Dataset excerpts:
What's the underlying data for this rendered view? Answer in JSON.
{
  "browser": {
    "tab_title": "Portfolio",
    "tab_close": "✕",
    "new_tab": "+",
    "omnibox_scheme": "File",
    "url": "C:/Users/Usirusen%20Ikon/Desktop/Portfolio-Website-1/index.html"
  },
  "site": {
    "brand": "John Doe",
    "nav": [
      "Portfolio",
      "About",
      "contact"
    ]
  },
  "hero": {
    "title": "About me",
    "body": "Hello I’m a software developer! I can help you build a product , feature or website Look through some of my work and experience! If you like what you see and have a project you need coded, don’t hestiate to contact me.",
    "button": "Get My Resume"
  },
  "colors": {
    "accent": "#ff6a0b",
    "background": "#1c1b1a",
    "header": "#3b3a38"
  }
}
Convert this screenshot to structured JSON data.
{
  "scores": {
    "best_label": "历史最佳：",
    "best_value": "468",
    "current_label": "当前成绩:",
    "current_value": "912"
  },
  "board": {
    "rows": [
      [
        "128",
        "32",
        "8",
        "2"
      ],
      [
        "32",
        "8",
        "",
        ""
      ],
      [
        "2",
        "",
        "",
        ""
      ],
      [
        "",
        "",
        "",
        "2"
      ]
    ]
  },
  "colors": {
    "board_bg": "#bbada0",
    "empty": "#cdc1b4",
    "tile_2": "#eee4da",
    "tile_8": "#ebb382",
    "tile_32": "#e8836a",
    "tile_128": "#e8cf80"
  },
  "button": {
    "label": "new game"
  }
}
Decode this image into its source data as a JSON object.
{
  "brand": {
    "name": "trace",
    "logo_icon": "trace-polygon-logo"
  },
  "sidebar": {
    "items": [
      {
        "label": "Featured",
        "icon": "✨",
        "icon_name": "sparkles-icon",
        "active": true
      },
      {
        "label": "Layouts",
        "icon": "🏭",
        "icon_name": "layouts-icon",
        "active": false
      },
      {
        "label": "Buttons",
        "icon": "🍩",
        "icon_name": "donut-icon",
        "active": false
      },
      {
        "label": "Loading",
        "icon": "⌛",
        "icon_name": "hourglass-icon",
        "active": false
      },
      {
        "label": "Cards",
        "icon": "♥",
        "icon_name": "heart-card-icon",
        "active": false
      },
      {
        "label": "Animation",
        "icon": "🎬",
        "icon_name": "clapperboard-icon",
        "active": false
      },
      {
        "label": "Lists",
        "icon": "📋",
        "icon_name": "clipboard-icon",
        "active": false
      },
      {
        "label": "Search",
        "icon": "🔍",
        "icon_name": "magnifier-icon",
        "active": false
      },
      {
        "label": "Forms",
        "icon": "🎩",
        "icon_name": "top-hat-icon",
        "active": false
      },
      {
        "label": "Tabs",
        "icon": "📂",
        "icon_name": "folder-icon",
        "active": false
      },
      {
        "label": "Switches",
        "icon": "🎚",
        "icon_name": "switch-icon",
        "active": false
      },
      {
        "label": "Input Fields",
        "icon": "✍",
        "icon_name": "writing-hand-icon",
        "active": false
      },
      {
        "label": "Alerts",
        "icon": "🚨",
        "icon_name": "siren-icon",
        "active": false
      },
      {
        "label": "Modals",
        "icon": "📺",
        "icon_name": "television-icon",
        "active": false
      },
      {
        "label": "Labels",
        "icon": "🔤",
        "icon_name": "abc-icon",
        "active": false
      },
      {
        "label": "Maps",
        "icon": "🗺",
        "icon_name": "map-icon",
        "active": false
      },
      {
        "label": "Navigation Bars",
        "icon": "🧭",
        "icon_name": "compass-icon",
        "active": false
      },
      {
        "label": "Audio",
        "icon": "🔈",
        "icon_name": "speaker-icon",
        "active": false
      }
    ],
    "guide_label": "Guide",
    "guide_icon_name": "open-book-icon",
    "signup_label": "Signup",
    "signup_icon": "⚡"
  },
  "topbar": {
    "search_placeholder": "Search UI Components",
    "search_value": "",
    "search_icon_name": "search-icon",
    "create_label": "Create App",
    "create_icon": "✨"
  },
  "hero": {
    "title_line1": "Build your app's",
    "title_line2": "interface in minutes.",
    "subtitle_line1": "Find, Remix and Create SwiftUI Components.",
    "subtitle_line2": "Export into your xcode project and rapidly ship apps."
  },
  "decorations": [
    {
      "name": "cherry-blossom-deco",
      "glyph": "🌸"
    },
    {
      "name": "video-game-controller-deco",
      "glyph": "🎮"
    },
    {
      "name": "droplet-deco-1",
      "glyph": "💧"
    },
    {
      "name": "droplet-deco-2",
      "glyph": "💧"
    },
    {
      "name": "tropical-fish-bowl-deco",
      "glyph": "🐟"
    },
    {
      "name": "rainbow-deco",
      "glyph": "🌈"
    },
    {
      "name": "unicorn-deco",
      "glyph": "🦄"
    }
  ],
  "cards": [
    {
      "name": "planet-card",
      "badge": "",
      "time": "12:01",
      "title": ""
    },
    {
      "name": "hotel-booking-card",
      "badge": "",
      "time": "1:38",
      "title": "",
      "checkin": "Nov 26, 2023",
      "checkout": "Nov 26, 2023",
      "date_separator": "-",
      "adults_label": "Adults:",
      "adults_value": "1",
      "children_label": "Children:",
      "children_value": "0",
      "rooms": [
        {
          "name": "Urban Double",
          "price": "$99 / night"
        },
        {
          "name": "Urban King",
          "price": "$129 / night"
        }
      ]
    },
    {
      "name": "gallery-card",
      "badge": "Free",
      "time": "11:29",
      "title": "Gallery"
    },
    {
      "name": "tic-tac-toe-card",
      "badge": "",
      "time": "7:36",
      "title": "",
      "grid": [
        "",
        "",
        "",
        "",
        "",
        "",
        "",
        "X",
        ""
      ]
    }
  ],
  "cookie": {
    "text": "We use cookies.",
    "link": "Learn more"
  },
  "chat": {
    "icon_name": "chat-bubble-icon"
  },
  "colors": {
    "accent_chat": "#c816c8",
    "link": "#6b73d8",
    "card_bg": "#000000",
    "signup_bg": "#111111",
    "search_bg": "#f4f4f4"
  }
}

WORK TO BE COMPLETED: Pull out all lines from the entries above that include the word "contact".

IN RESPONSE:
      "contact"
    "body": "Hello I’m a software developer! I can help you build a product , feature or website Look through some of my work and experience! If you like what you see and have a project you need coded, don’t hestiate to contact me.",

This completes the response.